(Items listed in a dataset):
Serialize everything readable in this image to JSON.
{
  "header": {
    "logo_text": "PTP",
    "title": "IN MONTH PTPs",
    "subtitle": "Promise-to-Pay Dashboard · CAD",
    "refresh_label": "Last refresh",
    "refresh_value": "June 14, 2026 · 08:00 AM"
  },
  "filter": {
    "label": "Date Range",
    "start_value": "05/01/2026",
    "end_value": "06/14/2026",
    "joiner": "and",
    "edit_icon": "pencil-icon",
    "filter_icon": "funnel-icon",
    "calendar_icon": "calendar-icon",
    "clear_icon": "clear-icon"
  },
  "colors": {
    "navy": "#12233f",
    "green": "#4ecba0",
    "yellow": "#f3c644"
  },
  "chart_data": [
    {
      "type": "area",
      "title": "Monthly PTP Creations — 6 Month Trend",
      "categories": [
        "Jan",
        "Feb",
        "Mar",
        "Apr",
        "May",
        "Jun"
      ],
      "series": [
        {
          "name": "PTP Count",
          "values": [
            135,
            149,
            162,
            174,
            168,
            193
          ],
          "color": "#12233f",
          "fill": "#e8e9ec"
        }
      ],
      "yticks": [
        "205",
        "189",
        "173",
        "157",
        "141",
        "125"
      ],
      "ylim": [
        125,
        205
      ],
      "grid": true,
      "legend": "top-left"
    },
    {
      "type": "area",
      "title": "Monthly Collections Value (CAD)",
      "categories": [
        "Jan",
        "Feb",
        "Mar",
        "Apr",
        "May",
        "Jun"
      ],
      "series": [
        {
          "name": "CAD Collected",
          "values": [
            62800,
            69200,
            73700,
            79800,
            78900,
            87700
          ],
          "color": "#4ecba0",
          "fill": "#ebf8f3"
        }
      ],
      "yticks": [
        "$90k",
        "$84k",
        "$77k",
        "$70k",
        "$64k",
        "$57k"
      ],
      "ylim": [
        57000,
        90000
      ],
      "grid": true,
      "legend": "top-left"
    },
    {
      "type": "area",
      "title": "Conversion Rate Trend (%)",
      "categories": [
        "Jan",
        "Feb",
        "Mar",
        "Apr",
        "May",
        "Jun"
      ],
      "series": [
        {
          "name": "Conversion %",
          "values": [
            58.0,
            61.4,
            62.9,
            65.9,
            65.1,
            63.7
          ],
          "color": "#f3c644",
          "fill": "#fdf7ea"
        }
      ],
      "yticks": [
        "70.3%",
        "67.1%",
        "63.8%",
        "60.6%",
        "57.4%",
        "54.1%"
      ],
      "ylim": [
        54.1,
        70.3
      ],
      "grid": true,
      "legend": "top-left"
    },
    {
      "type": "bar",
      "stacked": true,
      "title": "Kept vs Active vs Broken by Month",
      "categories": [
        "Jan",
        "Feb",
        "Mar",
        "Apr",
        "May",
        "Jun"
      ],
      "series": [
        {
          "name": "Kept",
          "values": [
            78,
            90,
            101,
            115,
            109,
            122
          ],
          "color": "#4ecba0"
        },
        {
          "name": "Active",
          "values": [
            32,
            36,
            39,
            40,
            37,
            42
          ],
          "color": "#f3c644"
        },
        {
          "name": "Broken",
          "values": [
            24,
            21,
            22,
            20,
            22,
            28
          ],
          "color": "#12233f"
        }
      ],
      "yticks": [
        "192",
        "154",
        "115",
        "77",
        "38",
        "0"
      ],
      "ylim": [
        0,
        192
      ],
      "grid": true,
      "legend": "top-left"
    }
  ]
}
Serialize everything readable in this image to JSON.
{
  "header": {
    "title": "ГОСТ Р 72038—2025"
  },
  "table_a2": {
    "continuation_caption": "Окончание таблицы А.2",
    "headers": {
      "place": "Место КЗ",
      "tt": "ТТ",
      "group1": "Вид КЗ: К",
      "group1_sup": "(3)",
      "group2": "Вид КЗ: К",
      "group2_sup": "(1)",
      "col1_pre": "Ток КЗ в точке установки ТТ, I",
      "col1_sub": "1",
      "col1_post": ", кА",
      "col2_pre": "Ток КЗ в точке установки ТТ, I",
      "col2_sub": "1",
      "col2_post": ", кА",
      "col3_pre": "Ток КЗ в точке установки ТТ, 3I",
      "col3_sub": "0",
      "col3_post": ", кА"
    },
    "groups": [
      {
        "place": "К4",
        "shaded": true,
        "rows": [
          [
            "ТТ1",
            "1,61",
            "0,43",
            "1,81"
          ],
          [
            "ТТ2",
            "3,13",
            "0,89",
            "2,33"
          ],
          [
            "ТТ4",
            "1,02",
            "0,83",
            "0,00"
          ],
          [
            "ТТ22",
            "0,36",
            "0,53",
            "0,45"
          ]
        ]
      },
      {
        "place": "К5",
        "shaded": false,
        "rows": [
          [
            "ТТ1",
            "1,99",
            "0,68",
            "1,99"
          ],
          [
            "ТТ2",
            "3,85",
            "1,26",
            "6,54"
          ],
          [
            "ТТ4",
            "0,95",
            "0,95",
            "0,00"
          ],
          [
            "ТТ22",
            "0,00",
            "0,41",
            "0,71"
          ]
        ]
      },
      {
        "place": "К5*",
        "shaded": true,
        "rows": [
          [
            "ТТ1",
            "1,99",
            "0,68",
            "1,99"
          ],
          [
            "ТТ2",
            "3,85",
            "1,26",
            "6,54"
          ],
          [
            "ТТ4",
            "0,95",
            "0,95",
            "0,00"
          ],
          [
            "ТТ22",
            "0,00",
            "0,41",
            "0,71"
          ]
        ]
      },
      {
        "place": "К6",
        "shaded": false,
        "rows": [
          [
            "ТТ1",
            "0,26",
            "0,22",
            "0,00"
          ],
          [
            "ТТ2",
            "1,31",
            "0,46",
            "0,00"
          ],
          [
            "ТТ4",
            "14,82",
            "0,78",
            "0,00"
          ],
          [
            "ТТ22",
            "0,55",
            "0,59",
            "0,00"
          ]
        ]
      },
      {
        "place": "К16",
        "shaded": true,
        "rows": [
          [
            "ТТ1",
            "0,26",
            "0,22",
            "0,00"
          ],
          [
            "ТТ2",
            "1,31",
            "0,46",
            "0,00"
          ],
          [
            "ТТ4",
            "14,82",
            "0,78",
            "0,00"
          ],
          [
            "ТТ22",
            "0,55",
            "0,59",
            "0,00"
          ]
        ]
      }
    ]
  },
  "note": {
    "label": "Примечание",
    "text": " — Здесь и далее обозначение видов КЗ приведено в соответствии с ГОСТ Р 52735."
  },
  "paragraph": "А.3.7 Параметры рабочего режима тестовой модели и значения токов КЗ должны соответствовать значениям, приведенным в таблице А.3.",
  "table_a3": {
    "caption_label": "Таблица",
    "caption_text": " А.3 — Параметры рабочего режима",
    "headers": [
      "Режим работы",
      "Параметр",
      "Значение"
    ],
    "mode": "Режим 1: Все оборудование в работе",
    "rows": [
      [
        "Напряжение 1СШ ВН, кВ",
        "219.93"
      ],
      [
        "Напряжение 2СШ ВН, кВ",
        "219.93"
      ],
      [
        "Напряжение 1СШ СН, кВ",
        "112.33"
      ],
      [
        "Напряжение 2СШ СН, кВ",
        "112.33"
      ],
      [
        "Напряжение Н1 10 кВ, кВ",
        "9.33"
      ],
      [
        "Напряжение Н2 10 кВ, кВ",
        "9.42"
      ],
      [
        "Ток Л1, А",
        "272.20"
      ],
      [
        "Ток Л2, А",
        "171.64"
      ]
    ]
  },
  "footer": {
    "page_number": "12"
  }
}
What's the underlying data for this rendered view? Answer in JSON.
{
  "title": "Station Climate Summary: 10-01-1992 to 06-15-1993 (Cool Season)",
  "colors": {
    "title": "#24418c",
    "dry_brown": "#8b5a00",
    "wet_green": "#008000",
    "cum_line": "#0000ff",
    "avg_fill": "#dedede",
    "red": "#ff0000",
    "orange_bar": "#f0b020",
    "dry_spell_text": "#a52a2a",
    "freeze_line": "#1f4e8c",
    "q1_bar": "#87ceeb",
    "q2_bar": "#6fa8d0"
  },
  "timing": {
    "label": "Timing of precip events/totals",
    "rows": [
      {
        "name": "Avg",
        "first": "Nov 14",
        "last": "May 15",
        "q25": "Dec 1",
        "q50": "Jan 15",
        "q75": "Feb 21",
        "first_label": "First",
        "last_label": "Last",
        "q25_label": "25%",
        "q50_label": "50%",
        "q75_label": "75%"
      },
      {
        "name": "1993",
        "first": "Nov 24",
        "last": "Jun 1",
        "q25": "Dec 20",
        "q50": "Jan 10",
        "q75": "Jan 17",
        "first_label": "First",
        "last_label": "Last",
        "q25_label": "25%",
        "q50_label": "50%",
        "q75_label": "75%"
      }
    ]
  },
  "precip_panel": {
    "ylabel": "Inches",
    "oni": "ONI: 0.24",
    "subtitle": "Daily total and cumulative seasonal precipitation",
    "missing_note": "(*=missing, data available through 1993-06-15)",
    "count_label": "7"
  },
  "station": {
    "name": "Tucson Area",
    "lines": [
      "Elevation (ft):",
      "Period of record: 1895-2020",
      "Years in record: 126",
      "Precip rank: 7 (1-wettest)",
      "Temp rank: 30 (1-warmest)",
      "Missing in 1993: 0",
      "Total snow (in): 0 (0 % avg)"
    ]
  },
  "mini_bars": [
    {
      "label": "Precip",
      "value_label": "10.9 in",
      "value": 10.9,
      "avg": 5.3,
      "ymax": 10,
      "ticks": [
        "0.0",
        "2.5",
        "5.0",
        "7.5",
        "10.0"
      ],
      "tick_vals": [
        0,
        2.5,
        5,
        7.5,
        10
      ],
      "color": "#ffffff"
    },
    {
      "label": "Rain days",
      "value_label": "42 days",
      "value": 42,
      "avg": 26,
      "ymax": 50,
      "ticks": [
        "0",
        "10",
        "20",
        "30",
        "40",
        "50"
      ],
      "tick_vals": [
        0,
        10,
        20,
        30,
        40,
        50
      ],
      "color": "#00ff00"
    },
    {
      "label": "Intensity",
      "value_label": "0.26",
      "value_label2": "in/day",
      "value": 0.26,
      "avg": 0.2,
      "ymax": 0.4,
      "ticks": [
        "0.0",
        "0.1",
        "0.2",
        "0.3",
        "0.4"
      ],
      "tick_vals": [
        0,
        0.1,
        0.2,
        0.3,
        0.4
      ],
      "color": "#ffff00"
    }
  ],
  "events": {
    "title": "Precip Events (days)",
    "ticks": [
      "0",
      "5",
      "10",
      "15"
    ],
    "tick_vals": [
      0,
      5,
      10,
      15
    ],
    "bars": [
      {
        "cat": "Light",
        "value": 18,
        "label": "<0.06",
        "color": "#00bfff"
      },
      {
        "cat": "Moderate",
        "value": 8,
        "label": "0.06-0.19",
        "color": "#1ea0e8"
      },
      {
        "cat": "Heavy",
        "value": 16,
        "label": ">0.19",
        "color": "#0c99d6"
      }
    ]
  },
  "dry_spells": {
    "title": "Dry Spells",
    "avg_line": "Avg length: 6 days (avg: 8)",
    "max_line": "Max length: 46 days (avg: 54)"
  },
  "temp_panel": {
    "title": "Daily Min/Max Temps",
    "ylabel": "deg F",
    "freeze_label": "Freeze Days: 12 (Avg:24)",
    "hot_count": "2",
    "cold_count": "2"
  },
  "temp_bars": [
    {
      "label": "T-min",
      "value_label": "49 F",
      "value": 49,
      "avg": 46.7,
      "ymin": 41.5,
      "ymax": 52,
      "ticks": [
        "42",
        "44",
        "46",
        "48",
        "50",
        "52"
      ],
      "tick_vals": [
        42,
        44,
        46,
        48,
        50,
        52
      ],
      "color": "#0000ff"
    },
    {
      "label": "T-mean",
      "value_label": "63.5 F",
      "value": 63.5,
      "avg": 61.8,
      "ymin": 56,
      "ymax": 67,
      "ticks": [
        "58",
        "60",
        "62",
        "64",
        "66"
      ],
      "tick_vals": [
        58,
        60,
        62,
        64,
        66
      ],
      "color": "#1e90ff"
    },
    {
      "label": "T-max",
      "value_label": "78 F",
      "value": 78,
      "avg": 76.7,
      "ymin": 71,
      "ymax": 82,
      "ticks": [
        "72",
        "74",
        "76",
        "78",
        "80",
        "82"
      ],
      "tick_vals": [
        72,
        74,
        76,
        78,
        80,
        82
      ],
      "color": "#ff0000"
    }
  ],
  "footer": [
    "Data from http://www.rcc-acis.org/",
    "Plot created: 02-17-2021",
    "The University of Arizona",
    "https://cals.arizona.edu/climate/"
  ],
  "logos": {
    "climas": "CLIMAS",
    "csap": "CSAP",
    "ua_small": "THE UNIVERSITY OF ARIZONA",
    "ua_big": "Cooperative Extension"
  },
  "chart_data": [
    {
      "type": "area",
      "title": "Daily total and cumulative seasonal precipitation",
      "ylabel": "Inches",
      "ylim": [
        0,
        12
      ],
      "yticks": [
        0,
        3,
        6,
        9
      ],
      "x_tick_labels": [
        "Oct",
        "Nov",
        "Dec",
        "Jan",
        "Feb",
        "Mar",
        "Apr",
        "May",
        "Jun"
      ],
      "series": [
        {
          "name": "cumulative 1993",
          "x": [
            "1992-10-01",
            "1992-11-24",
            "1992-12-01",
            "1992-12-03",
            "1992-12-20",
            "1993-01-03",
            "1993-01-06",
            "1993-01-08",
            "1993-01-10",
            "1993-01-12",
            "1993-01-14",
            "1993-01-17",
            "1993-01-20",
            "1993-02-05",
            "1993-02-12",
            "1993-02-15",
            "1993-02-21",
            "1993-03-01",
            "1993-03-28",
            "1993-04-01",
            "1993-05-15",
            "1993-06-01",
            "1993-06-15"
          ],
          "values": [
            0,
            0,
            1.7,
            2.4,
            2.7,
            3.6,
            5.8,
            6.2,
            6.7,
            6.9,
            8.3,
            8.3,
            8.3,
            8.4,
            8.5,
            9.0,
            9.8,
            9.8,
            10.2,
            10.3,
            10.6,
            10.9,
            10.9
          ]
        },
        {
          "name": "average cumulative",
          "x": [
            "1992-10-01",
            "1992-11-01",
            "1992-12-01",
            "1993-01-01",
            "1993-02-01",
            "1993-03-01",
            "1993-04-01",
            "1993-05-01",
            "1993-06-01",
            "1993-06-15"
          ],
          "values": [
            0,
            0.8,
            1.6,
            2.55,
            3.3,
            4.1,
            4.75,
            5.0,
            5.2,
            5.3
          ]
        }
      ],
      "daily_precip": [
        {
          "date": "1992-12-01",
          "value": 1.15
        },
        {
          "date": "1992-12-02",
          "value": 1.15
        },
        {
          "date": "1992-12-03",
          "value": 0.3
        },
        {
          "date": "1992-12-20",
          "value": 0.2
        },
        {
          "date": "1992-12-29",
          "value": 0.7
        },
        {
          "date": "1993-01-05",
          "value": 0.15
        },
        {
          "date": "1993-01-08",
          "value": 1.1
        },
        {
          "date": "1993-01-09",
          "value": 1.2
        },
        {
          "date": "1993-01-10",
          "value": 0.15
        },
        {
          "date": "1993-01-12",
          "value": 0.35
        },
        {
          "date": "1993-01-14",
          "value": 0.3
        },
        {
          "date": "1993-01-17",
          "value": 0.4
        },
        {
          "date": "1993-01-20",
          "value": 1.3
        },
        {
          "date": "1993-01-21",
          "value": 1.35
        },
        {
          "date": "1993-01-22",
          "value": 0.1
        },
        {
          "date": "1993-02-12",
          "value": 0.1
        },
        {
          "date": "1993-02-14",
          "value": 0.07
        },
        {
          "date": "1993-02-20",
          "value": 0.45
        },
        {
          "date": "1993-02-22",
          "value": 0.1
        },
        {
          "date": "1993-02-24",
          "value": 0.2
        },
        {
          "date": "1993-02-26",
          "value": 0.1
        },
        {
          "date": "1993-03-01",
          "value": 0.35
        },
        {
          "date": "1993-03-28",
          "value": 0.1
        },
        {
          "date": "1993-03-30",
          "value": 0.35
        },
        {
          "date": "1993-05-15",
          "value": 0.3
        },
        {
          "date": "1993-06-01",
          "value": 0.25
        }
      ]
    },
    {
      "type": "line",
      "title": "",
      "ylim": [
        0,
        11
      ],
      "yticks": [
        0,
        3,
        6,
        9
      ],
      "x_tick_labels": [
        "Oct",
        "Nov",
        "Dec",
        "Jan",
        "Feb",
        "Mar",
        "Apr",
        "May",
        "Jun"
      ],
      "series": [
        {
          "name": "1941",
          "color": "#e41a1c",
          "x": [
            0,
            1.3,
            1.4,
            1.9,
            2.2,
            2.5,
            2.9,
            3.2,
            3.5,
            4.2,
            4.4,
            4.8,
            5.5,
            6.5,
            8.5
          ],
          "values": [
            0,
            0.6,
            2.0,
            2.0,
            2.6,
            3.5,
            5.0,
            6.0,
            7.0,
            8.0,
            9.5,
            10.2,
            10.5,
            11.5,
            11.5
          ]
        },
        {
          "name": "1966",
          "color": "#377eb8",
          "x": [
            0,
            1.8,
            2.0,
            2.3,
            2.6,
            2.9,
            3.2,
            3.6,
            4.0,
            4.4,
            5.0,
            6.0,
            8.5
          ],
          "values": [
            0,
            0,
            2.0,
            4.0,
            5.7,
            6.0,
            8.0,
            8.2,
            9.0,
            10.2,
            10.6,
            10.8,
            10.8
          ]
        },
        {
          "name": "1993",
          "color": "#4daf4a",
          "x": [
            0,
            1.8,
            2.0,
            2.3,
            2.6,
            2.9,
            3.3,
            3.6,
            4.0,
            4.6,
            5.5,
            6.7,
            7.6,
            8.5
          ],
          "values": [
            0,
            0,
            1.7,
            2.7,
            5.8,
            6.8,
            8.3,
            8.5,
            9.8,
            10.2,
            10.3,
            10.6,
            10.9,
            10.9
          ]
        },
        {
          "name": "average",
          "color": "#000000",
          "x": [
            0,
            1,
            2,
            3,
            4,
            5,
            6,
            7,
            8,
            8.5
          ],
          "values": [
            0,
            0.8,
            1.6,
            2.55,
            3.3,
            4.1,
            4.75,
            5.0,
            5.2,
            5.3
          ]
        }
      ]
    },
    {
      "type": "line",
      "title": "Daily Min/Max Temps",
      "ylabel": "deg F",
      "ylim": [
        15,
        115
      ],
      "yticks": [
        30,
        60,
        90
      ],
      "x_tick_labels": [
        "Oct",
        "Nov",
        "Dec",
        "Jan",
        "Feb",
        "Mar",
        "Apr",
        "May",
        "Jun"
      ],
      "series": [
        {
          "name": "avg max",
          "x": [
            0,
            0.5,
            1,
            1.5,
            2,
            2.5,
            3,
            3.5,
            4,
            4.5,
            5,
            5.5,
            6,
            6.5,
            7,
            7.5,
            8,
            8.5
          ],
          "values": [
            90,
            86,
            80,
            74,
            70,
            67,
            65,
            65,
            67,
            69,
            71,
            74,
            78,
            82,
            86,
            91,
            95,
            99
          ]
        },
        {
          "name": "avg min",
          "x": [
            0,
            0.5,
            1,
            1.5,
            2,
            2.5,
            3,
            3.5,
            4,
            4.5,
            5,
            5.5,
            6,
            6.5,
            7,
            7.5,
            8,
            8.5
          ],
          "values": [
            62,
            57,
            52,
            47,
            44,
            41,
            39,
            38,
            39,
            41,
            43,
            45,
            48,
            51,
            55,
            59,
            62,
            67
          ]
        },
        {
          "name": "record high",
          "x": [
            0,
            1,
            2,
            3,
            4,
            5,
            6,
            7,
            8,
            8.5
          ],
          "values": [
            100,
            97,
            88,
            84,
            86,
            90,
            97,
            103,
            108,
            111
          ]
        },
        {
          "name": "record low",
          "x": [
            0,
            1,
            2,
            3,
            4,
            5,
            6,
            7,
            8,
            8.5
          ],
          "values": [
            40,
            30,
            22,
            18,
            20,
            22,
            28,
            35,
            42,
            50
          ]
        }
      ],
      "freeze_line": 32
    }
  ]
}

(What is expected): Show every line that contains the word "Напряжение".

(Final result):
        "Напряжение 1СШ ВН, кВ",
        "Напряжение 2СШ ВН, кВ",
        "Напряжение 1СШ СН, кВ",
        "Напряжение 2СШ СН, кВ",
        "Напряжение Н1 10 кВ, кВ",
        "Напряжение Н2 10 кВ, кВ",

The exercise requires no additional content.